◆ **THE PROBLEM**: Render every one of the records below as a Markdown table with the columns Row and Record: number each line in Row and put the line itself in Record. Leave out blank lines.

◆ **ENTRIES SUPPLIED**:
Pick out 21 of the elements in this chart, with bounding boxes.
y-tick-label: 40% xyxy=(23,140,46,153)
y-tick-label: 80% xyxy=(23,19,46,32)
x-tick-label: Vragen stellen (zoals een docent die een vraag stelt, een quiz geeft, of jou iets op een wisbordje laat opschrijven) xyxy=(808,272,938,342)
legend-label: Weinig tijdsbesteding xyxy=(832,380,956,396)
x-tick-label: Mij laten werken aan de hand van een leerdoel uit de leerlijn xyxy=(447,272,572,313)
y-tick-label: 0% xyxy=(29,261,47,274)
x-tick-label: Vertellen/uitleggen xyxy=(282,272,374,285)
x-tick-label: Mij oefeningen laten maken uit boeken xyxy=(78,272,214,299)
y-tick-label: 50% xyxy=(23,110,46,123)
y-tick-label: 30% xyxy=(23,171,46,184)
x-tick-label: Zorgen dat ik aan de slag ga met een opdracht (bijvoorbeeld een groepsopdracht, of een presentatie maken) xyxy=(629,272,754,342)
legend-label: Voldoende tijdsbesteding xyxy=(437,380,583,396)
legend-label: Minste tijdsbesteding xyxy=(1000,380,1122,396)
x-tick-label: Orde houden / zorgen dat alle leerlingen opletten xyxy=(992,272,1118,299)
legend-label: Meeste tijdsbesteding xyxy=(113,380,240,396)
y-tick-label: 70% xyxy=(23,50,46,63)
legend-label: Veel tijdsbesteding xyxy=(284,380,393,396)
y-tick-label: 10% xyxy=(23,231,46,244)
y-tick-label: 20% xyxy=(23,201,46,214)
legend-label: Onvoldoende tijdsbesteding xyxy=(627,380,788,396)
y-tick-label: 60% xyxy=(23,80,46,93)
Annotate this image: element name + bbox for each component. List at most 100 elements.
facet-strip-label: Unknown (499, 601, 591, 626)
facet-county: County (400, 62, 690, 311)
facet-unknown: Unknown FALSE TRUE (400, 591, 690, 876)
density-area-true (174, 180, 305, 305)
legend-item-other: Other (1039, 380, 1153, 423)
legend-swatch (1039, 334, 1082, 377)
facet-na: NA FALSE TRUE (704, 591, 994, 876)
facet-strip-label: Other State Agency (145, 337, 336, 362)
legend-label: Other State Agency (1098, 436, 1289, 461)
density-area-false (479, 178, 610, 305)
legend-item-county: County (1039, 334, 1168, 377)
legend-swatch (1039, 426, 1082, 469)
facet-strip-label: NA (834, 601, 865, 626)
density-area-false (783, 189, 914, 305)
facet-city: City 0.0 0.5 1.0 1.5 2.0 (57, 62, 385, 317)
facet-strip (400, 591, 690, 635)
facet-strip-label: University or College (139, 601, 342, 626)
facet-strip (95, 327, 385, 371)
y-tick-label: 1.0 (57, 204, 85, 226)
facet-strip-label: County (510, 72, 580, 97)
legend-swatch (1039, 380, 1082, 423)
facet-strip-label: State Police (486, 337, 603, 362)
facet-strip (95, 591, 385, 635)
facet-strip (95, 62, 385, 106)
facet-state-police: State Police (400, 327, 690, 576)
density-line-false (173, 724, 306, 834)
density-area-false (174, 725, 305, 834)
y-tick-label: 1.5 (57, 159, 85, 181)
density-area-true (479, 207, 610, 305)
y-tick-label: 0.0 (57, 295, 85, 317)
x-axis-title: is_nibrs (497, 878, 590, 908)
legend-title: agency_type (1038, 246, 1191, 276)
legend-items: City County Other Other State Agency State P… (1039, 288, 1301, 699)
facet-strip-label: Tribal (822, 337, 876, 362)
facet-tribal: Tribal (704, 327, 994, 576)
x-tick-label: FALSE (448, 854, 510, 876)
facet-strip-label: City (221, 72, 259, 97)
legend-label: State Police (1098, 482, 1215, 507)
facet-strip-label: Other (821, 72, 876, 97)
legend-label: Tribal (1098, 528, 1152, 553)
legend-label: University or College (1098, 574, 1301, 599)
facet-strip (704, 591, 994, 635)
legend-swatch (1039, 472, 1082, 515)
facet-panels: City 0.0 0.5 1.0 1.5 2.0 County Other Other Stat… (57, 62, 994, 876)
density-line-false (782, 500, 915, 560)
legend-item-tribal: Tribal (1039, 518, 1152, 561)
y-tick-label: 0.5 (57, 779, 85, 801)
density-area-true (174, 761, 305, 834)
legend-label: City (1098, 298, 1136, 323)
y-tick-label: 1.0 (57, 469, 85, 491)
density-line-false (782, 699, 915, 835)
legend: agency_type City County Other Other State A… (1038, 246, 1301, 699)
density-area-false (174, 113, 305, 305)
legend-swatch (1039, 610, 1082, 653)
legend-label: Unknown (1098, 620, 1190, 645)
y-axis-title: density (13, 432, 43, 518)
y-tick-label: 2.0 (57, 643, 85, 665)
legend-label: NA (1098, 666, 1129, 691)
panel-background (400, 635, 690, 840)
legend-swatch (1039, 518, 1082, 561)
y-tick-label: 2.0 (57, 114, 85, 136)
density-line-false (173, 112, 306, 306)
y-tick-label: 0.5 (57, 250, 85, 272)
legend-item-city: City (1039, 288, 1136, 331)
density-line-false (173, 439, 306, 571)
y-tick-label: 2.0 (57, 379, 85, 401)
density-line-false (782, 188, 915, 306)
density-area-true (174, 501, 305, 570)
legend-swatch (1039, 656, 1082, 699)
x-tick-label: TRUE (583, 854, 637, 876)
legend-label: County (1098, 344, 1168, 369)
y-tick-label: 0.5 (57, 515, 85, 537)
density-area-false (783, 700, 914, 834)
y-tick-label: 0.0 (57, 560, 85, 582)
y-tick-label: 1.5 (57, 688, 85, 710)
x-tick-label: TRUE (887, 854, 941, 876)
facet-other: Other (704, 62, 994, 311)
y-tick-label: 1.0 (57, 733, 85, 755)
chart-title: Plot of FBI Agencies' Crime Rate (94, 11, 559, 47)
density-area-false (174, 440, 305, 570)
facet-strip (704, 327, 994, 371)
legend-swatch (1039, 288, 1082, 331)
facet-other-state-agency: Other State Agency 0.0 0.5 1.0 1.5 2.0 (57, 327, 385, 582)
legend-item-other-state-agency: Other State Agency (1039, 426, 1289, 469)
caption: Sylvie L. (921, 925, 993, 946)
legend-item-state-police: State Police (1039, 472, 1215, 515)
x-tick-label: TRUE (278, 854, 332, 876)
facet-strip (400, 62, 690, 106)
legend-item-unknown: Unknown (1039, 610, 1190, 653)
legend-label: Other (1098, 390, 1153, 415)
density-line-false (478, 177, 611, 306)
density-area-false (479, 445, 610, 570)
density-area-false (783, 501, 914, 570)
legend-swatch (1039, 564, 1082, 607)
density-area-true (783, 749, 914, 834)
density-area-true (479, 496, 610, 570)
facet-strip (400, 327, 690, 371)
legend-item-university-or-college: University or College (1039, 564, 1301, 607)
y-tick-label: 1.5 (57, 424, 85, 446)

◆ **TASK RESPONSE**:
| Row | Record |
|---|---|
| 1 | Pick out 21 of the elements in this chart, with bounding boxes. |
| 2 | y-tick-label: 40% xyxy=(23,140,46,153) |
| 3 | y-tick-label: 80% xyxy=(23,19,46,32) |
| 4 | x-tick-label: Vragen stellen (zoals een docent die een vraag stelt, een quiz geeft, of jou iets op een wisbordje laat opschrijven) xyxy=(808,272,938,342) |
| 5 | legend-label: Weinig tijdsbesteding xyxy=(832,380,956,396) |
| 6 | x-tick-label: Mij laten werken aan de hand van een leerdoel uit de leerlijn xyxy=(447,272,572,313) |
| 7 | y-tick-label: 0% xyxy=(29,261,47,274) |
| 8 | x-tick-label: Vertellen/uitleggen xyxy=(282,272,374,285) |
| 9 | x-tick-label: Mij oefeningen laten maken uit boeken xyxy=(78,272,214,299) |
| 10 | y-tick-label: 50% xyxy=(23,110,46,123) |
| 11 | y-tick-label: 30% xyxy=(23,171,46,184) |
| 12 | x-tick-label: Zorgen dat ik aan de slag ga met een opdracht (bijvoorbeeld een groepsopdracht, of een presentatie maken) xyxy=(629,272,754,342) |
| 13 | legend-label: Voldoende tijdsbesteding xyxy=(437,380,583,396) |
| 14 | legend-label: Minste tijdsbesteding xyxy=(1000,380,1122,396) |
| 15 | x-tick-label: Orde houden / zorgen dat alle leerlingen opletten xyxy=(992,272,1118,299) |
| 16 | legend-label: Meeste tijdsbesteding xyxy=(113,380,240,396) |
| 17 | y-tick-label: 70% xyxy=(23,50,46,63) |
| 18 | legend-label: Veel tijdsbesteding xyxy=(284,380,393,396) |
| 19 | y-tick-label: 10% xyxy=(23,231,46,244) |
| 20 | y-tick-label: 20% xyxy=(23,201,46,214) |
| 21 | legend-label: Onvoldoende tijdsbesteding xyxy=(627,380,788,396) |
| 22 | y-tick-label: 60% xyxy=(23,80,46,93) |
| 23 | Annotate this image: element name + bbox for each component. List at most 100 elements. |
| 24 | facet-strip-label: Unknown (499, 601, 591, 626) |
| 25 | facet-county: County (400, 62, 690, 311) |
| 26 | facet-unknown: Unknown FALSE TRUE (400, 591, 690, 876) |
| 27 | density-area-true (174, 180, 305, 305) |
| 28 | legend-item-other: Other (1039, 380, 1153, 423) |
| 29 | legend-swatch (1039, 334, 1082, 377) |
| 30 | facet-na: NA FALSE TRUE (704, 591, 994, 876) |
| 31 | facet-strip-label: Other State Agency (145, 337, 336, 362) |
| 32 | legend-label: Other State Agency (1098, 436, 1289, 461) |
| 33 | density-area-false (479, 178, 610, 305) |
| 34 | legend-item-county: County (1039, 334, 1168, 377) |
| 35 | legend-swatch (1039, 426, 1082, 469) |
| 36 | facet-strip-label: NA (834, 601, 865, 626) |
| 37 | density-area-false (783, 189, 914, 305) |
| 38 | facet-city: City 0.0 0.5 1.0 1.5 2.0 (57, 62, 385, 317) |
| 39 | facet-strip (400, 591, 690, 635) |
| 40 | facet-strip-label: University or College (139, 601, 342, 626) |
| 41 | facet-strip (95, 327, 385, 371) |
| 42 | y-tick-label: 1.0 (57, 204, 85, 226) |
| 43 | facet-strip-label: County (510, 72, 580, 97) |
| 44 | legend-swatch (1039, 380, 1082, 423) |
| 45 | facet-strip-label: State Police (486, 337, 603, 362) |
| 46 | facet-strip (95, 591, 385, 635) |
| 47 | facet-strip (95, 62, 385, 106) |
| 48 | facet-state-police: State Police (400, 327, 690, 576) |
| 49 | density-line-false (173, 724, 306, 834) |
| 50 | density-area-false (174, 725, 305, 834) |
| 51 | y-tick-label: 1.5 (57, 159, 85, 181) |
| 52 | density-area-true (479, 207, 610, 305) |
| 53 | y-tick-label: 0.0 (57, 295, 85, 317) |
| 54 | x-axis-title: is_nibrs (497, 878, 590, 908) |
| 55 | legend-title: agency_type (1038, 246, 1191, 276) |
| 56 | legend-items: City County Other Other State Agency State P… (1039, 288, 1301, 699) |
| 57 | facet-strip-label: Tribal (822, 337, 876, 362) |
| 58 | facet-tribal: Tribal (704, 327, 994, 576) |
| 59 | x-tick-label: FALSE (448, 854, 510, 876) |
| 60 | facet-strip-label: City (221, 72, 259, 97) |
| 61 | legend-label: State Police (1098, 482, 1215, 507) |
| 62 | facet-strip-label: Other (821, 72, 876, 97) |
| 63 | legend-label: Tribal (1098, 528, 1152, 553) |
| 64 | legend-label: University or College (1098, 574, 1301, 599) |
| 65 | facet-strip (704, 591, 994, 635) |
| 66 | legend-swatch (1039, 472, 1082, 515) |
| 67 | facet-panels: City 0.0 0.5 1.0 1.5 2.0 County Other Other Stat… (57, 62, 994, 876) |
| 68 | density-line-false (782, 500, 915, 560) |
| 69 | legend-item-tribal: Tribal (1039, 518, 1152, 561) |
| 70 | y-tick-label: 0.5 (57, 779, 85, 801) |
| 71 | density-area-true (174, 761, 305, 834) |
| 72 | legend-label: City (1098, 298, 1136, 323) |
| 73 | y-tick-label: 1.0 (57, 469, 85, 491) |
| 74 | density-line-false (782, 699, 915, 835) |
| 75 | legend: agency_type City County Other Other State A… (1038, 246, 1301, 699) |
| 76 | density-area-false (174, 113, 305, 305) |
| 77 | legend-swatch (1039, 610, 1082, 653) |
| 78 | legend-label: Unknown (1098, 620, 1190, 645) |
| 79 | y-axis-title: density (13, 432, 43, 518) |
| 80 | y-tick-label: 2.0 (57, 643, 85, 665) |
| 81 | legend-label: NA (1098, 666, 1129, 691) |
| 82 | panel-background (400, 635, 690, 840) |
| 83 | legend-swatch (1039, 518, 1082, 561) |
| 84 | y-tick-label: 2.0 (57, 114, 85, 136) |
| 85 | density-line-false (173, 112, 306, 306) |
| 86 | y-tick-label: 0.5 (57, 250, 85, 272) |
| 87 | legend-item-city: City (1039, 288, 1136, 331) |
| 88 | density-line-false (173, 439, 306, 571) |
| 89 | y-tick-label: 2.0 (57, 379, 85, 401) |
| 90 | density-line-false (782, 188, 915, 306) |
| 91 | density-area-true (174, 501, 305, 570) |
| 92 | legend-swatch (1039, 656, 1082, 699) |
| 93 | x-tick-label: TRUE (583, 854, 637, 876) |
| 94 | legend-label: County (1098, 344, 1168, 369) |
| 95 | y-tick-label: 0.5 (57, 515, 85, 537) |
| 96 | density-area-false (783, 700, 914, 834) |
| 97 | y-tick-label: 0.0 (57, 560, 85, 582) |
| 98 | y-tick-label: 1.5 (57, 688, 85, 710) |
| 99 | x-tick-label: TRUE (887, 854, 941, 876) |
| 100 | facet-other: Other (704, 62, 994, 311) |
| 101 | y-tick-label: 1.0 (57, 733, 85, 755) |
| 102 | chart-title: Plot of FBI Agencies' Crime Rate (94, 11, 559, 47) |
| 103 | density-area-false (174, 440, 305, 570) |
| 104 | facet-strip (704, 327, 994, 371) |
| 105 | legend-swatch (1039, 288, 1082, 331) |
| 106 | facet-other-state-agency: Other State Agency 0.0 0.5 1.0 1.5 2.0 (57, 327, 385, 582) |
| 107 | legend-item-other-state-agency: Other State Agency (1039, 426, 1289, 469) |
| 108 | caption: Sylvie L. (921, 925, 993, 946) |
| 109 | legend-item-state-police: State Police (1039, 472, 1215, 515) |
| 110 | x-tick-label: TRUE (278, 854, 332, 876) |
| 111 | facet-strip (400, 62, 690, 106) |
| 112 | legend-item-unknown: Unknown (1039, 610, 1190, 653) |
| 113 | legend-label: Other (1098, 390, 1153, 415) |
| 114 | density-line-false (478, 177, 611, 306) |
| 115 | density-area-false (479, 445, 610, 570) |
| 116 | density-area-false (783, 501, 914, 570) |
| 117 | legend-swatch (1039, 564, 1082, 607) |
| 118 | density-area-true (783, 749, 914, 834) |
| 119 | density-area-true (479, 496, 610, 570) |
| 120 | facet-strip (400, 327, 690, 371) |
| 121 | legend-item-university-or-college: University or College (1039, 564, 1301, 607) |
| 122 | y-tick-label: 1.5 (57, 424, 85, 446) |